§ **DATA SHOWN**:
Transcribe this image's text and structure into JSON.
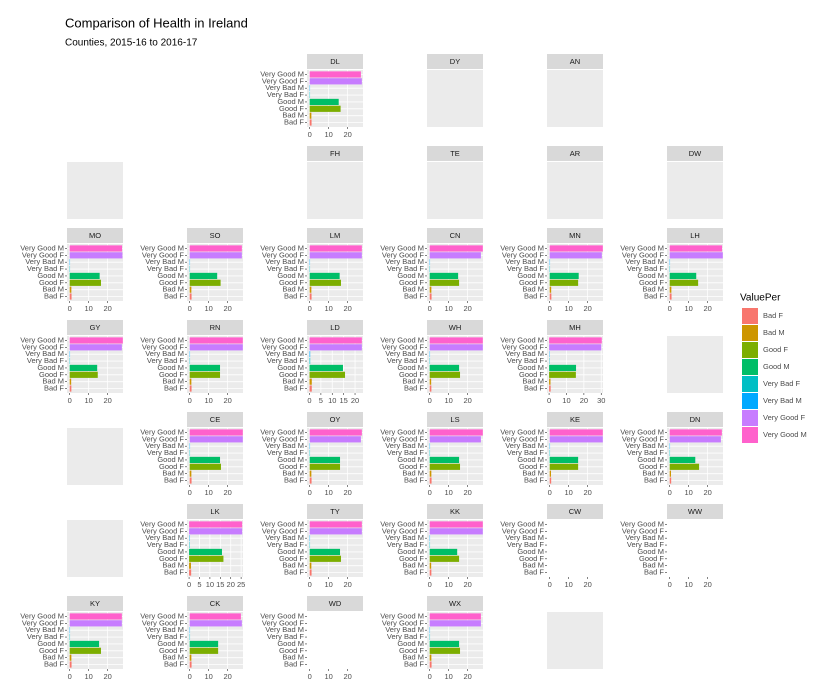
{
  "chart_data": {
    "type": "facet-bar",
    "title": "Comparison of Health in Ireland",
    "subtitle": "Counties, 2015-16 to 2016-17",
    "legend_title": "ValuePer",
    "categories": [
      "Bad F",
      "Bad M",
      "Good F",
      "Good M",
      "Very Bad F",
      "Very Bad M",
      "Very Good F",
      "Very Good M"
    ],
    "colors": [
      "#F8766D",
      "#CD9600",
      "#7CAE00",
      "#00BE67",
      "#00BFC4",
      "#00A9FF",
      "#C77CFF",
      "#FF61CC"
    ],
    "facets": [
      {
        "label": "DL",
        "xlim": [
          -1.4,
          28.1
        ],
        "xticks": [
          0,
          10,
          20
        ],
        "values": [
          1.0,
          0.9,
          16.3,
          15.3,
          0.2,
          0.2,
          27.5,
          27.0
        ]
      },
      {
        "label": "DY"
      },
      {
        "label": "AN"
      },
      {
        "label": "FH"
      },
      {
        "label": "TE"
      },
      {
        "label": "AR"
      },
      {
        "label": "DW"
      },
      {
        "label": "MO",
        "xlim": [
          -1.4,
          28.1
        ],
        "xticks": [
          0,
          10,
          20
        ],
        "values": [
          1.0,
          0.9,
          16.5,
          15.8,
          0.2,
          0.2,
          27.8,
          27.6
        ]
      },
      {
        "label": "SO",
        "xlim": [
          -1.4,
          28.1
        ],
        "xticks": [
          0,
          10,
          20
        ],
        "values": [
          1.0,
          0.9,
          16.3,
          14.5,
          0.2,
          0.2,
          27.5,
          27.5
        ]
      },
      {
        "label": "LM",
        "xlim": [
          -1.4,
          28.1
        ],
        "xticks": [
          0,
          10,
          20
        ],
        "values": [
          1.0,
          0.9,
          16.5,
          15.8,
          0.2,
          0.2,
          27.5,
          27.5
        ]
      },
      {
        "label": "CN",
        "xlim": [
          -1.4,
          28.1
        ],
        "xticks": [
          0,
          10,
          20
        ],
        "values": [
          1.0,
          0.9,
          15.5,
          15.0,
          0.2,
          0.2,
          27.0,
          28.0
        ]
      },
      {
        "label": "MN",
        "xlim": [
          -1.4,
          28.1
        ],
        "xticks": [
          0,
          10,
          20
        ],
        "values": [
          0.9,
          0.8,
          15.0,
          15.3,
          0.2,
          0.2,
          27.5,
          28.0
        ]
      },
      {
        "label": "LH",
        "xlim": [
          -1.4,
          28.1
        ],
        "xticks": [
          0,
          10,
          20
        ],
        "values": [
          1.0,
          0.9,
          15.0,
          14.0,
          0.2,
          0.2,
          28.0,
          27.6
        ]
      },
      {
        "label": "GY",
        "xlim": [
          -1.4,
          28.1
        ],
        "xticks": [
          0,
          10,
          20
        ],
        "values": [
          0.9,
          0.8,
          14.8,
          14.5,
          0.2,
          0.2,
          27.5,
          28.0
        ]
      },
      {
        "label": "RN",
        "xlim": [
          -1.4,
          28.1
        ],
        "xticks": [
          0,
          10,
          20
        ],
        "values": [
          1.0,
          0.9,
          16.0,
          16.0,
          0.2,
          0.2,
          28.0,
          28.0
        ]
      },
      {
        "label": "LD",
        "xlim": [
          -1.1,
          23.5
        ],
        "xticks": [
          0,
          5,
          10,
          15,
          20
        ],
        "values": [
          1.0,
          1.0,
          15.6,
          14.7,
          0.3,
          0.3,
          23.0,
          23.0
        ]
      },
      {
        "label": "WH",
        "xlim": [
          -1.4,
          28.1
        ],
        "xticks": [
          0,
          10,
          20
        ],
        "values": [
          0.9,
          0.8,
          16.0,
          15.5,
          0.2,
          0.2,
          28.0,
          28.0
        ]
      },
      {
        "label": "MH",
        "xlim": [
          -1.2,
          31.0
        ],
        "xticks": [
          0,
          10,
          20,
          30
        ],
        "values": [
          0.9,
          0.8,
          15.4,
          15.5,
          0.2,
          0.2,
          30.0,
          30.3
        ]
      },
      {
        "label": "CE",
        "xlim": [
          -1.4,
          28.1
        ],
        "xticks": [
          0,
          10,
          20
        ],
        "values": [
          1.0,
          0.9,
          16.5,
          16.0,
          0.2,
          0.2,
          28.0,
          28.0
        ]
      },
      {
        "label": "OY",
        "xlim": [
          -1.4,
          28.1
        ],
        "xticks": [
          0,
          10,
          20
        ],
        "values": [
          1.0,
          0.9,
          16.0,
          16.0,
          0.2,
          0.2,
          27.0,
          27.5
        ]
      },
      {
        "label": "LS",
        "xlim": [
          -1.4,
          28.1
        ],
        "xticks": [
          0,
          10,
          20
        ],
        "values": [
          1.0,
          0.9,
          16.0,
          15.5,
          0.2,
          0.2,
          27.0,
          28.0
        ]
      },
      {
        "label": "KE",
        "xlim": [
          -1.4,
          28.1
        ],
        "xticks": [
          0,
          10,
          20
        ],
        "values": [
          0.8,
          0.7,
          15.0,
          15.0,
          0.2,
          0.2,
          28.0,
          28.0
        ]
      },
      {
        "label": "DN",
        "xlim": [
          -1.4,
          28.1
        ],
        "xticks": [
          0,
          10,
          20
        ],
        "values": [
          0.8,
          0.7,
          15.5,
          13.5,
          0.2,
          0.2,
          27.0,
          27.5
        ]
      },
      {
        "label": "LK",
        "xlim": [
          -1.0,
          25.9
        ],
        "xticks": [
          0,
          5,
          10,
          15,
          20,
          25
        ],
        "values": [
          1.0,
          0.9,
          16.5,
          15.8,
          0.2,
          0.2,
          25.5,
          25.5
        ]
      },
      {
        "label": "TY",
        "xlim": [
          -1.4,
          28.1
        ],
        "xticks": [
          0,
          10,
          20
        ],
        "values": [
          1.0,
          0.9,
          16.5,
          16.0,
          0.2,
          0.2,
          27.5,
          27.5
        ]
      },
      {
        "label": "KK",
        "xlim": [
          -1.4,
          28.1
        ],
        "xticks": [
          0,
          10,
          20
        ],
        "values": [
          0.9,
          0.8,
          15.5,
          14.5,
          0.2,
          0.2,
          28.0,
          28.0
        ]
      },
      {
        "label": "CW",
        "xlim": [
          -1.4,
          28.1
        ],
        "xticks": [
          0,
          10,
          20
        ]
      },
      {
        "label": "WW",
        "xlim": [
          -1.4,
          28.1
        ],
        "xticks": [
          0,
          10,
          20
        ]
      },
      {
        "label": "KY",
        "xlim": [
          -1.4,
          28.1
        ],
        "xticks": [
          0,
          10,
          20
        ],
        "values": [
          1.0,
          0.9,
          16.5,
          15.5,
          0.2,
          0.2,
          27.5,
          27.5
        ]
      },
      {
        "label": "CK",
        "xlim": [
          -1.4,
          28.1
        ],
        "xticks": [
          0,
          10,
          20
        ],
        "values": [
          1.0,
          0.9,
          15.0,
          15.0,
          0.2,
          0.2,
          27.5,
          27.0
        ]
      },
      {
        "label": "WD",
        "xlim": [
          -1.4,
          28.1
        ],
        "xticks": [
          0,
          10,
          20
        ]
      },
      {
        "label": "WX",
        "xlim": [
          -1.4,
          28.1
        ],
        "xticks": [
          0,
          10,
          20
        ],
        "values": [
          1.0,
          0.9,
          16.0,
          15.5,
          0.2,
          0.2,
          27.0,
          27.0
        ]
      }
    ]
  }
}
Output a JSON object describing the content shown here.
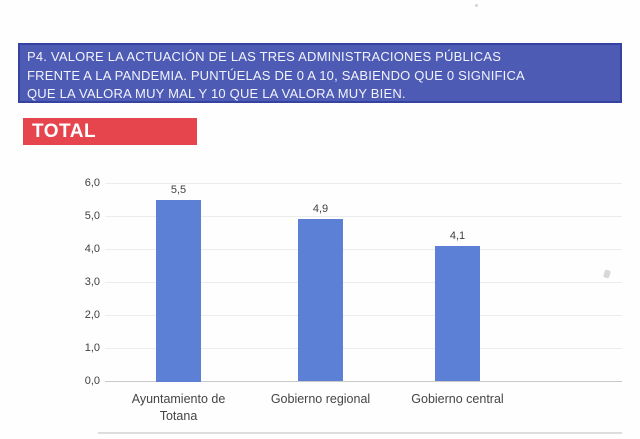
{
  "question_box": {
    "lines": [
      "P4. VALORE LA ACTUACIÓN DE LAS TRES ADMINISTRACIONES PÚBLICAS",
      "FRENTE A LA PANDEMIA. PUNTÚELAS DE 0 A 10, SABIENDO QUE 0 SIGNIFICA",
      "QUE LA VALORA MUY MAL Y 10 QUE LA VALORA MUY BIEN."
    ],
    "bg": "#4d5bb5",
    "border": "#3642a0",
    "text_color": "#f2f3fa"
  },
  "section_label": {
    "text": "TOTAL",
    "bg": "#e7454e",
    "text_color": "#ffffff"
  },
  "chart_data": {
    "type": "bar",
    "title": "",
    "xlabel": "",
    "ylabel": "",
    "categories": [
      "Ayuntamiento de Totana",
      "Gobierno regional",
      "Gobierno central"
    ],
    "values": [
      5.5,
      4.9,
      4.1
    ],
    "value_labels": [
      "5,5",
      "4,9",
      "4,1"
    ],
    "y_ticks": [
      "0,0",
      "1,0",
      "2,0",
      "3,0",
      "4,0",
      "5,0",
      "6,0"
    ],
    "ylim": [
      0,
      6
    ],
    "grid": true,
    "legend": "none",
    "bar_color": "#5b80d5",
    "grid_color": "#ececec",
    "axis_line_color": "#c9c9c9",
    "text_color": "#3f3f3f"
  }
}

§ **EXERCISE PROMPT**:
What count of lines in the listing contain the word "Gobierno"? Reply with the number only.

§ **FINAL RESULT**:
2